Exercise
Find the lines in these entries that include the word "JSON" and state how many there are, with no other words.
--- BEGIN Material provided ---
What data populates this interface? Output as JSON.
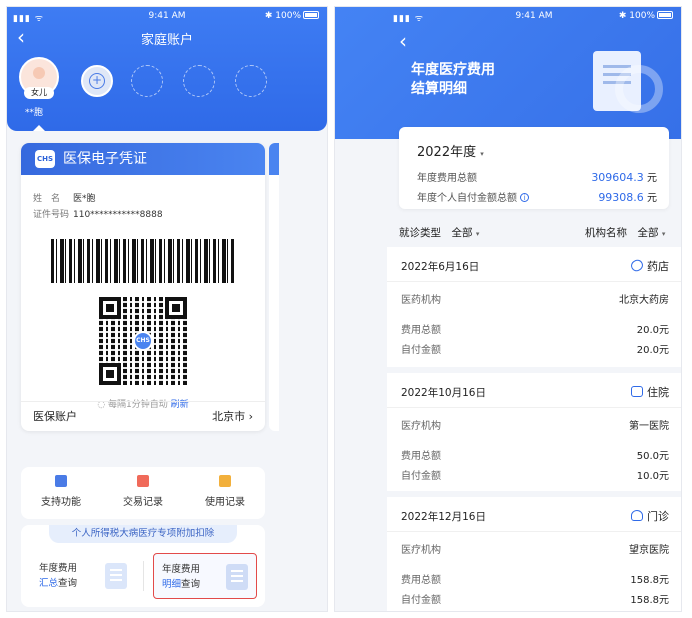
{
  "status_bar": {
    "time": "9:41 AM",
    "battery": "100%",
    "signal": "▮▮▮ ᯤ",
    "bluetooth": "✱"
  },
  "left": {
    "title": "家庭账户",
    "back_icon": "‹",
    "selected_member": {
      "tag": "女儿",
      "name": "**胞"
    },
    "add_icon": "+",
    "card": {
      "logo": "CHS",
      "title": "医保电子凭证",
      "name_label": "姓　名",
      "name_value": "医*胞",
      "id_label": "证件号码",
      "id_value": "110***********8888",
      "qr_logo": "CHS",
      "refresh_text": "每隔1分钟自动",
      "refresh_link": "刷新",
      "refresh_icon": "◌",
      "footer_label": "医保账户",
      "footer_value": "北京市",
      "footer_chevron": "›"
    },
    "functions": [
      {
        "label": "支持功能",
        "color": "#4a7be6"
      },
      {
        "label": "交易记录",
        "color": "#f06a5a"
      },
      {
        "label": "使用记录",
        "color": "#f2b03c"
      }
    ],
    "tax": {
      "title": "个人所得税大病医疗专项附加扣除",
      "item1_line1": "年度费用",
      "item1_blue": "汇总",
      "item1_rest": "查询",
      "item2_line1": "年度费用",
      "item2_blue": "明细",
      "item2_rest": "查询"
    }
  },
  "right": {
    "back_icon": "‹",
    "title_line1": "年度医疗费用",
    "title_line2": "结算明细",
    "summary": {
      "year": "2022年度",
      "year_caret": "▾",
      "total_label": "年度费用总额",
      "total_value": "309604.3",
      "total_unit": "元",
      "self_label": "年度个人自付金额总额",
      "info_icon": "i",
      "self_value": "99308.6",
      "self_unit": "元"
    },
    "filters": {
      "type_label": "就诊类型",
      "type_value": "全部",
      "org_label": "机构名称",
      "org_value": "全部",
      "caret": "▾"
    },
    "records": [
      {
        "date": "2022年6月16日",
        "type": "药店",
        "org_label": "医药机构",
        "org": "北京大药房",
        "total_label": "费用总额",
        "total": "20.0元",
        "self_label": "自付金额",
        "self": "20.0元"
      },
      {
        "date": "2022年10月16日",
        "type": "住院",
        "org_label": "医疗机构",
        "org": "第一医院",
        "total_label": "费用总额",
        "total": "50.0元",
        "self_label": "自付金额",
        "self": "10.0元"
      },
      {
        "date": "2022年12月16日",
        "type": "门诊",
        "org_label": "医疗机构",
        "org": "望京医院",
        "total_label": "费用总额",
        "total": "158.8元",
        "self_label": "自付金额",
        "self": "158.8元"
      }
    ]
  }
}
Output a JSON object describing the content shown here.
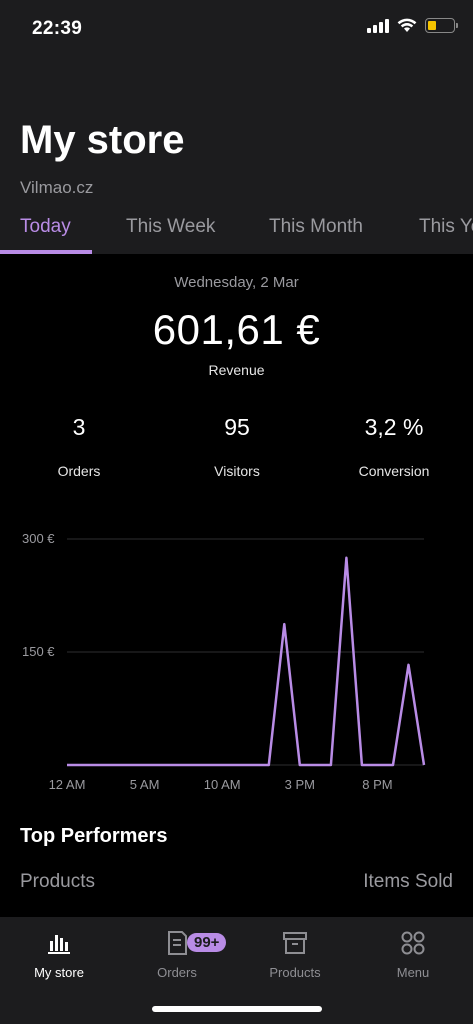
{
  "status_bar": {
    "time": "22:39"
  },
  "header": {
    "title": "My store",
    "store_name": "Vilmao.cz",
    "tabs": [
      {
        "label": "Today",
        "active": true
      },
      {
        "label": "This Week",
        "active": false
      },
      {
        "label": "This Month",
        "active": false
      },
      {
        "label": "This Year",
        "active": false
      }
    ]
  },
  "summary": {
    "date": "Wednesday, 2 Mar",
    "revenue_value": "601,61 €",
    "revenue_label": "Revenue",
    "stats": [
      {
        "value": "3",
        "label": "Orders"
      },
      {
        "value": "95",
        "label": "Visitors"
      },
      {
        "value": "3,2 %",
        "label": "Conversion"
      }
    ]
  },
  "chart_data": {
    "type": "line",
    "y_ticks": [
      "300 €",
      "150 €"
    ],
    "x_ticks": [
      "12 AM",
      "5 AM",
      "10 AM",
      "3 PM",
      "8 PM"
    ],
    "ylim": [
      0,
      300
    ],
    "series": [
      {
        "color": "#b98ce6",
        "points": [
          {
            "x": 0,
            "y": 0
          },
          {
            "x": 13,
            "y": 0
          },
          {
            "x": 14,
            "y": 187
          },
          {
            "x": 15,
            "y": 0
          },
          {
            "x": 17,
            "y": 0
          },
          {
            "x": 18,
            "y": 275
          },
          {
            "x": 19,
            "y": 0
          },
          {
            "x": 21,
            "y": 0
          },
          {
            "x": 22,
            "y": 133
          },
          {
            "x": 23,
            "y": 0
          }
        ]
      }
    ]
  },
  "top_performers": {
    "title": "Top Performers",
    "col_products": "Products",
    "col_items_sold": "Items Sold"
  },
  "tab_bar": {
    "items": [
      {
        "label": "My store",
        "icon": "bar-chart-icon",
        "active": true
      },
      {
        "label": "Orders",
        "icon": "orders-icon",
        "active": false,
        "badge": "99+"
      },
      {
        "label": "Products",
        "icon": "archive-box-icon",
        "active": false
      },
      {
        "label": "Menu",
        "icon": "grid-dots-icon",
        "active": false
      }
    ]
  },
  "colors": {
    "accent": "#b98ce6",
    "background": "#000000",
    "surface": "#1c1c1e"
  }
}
--- END Material provided ---
The result
2